(Given records begins)

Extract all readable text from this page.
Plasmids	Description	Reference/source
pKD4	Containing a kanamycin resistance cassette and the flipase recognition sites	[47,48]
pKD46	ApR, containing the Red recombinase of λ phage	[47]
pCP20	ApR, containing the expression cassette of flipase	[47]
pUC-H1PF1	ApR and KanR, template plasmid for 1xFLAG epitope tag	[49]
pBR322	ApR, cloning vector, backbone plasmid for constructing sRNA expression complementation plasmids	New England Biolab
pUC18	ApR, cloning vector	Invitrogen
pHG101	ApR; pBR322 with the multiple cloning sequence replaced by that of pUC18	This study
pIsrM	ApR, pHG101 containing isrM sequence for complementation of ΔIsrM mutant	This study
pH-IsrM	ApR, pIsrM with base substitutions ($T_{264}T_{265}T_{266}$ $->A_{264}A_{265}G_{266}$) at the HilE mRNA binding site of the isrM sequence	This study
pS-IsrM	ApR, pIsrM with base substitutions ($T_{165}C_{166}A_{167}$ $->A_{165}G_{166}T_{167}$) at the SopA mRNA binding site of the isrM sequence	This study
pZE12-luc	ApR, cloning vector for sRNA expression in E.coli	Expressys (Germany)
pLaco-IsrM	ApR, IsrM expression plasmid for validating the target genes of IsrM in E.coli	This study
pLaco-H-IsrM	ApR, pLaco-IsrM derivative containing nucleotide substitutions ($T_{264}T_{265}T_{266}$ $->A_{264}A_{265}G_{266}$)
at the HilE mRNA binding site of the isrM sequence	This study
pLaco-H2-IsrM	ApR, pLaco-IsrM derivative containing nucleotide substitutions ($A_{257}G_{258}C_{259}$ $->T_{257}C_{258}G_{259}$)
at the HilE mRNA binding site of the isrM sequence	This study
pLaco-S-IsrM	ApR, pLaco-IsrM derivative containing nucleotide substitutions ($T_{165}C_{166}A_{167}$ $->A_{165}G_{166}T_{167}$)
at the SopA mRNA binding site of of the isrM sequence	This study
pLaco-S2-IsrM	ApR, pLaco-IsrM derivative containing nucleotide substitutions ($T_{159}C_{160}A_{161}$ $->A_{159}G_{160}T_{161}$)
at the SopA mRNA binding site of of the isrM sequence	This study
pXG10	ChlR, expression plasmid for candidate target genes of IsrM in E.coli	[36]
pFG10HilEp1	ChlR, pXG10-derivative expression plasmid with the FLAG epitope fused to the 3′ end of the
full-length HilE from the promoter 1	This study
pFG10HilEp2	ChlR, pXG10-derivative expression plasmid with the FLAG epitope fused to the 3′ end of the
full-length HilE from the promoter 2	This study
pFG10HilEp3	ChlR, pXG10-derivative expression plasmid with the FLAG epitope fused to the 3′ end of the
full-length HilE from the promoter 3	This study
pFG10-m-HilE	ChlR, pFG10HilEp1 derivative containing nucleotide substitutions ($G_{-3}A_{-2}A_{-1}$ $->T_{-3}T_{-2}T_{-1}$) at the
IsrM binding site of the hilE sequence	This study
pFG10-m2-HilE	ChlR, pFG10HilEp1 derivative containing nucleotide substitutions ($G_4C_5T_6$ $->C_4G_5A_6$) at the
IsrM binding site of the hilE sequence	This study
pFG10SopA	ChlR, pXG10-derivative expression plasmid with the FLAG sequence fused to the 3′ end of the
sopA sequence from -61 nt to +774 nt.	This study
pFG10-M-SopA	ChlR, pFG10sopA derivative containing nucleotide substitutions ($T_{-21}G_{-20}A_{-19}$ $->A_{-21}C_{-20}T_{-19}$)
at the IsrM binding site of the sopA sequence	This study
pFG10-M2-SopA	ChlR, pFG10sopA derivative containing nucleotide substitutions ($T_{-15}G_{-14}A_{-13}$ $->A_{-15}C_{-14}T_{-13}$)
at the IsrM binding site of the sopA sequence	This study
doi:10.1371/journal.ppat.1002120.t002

(Given records ends)

**Exercise**.
Quote all of the entries verbatim.

**Completed task**.
Extract all readable text from this page.
Plasmids	Description	Reference/source
pKD4	Containing a kanamycin resistance cassette and the flipase recognition sites	[47,48]
pKD46	ApR, containing the Red recombinase of λ phage	[47]
pCP20	ApR, containing the expression cassette of flipase	[47]
pUC-H1PF1	ApR and KanR, template plasmid for 1xFLAG epitope tag	[49]
pBR322	ApR, cloning vector, backbone plasmid for constructing sRNA expression complementation plasmids	New England Biolab
pUC18	ApR, cloning vector	Invitrogen
pHG101	ApR; pBR322 with the multiple cloning sequence replaced by that of pUC18	This study
pIsrM	ApR, pHG101 containing isrM sequence for complementation of ΔIsrM mutant	This study
pH-IsrM	ApR, pIsrM with base substitutions ($T_{264}T_{265}T_{266}$ $->A_{264}A_{265}G_{266}$) at the HilE mRNA binding site of the isrM sequence	This study
pS-IsrM	ApR, pIsrM with base substitutions ($T_{165}C_{166}A_{167}$ $->A_{165}G_{166}T_{167}$) at the SopA mRNA binding site of the isrM sequence	This study
pZE12-luc	ApR, cloning vector for sRNA expression in E.coli	Expressys (Germany)
pLaco-IsrM	ApR, IsrM expression plasmid for validating the target genes of IsrM in E.coli	This study
pLaco-H-IsrM	ApR, pLaco-IsrM derivative containing nucleotide substitutions ($T_{264}T_{265}T_{266}$ $->A_{264}A_{265}G_{266}$)
at the HilE mRNA binding site of the isrM sequence	This study
pLaco-H2-IsrM	ApR, pLaco-IsrM derivative containing nucleotide substitutions ($A_{257}G_{258}C_{259}$ $->T_{257}C_{258}G_{259}$)
at the HilE mRNA binding site of the isrM sequence	This study
pLaco-S-IsrM	ApR, pLaco-IsrM derivative containing nucleotide substitutions ($T_{165}C_{166}A_{167}$ $->A_{165}G_{166}T_{167}$)
at the SopA mRNA binding site of of the isrM sequence	This study
pLaco-S2-IsrM	ApR, pLaco-IsrM derivative containing nucleotide substitutions ($T_{159}C_{160}A_{161}$ $->A_{159}G_{160}T_{161}$)
at the SopA mRNA binding site of of the isrM sequence	This study
pXG10	ChlR, expression plasmid for candidate target genes of IsrM in E.coli	[36]
pFG10HilEp1	ChlR, pXG10-derivative expression plasmid with the FLAG epitope fused to the 3′ end of the
full-length HilE from the promoter 1	This study
pFG10HilEp2	ChlR, pXG10-derivative expression plasmid with the FLAG epitope fused to the 3′ end of the
full-length HilE from the promoter 2	This study
pFG10HilEp3	ChlR, pXG10-derivative expression plasmid with the FLAG epitope fused to the 3′ end of the
full-length HilE from the promoter 3	This study
pFG10-m-HilE	ChlR, pFG10HilEp1 derivative containing nucleotide substitutions ($G_{-3}A_{-2}A_{-1}$ $->T_{-3}T_{-2}T_{-1}$) at the
IsrM binding site of the hilE sequence	This study
pFG10-m2-HilE	ChlR, pFG10HilEp1 derivative containing nucleotide substitutions ($G_4C_5T_6$ $->C_4G_5A_6$) at the
IsrM binding site of the hilE sequence	This study
pFG10SopA	ChlR, pXG10-derivative expression plasmid with the FLAG sequence fused to the 3′ end of the
sopA sequence from -61 nt to +774 nt.	This study
pFG10-M-SopA	ChlR, pFG10sopA derivative containing nucleotide substitutions ($T_{-21}G_{-20}A_{-19}$ $->A_{-21}C_{-20}T_{-19}$)
at the IsrM binding site of the sopA sequence	This study
pFG10-M2-SopA	ChlR, pFG10sopA derivative containing nucleotide substitutions ($T_{-15}G_{-14}A_{-13}$ $->A_{-15}C_{-14}T_{-13}$)
at the IsrM binding site of the sopA sequence	This study
doi:10.1371/journal.ppat.1002120.t002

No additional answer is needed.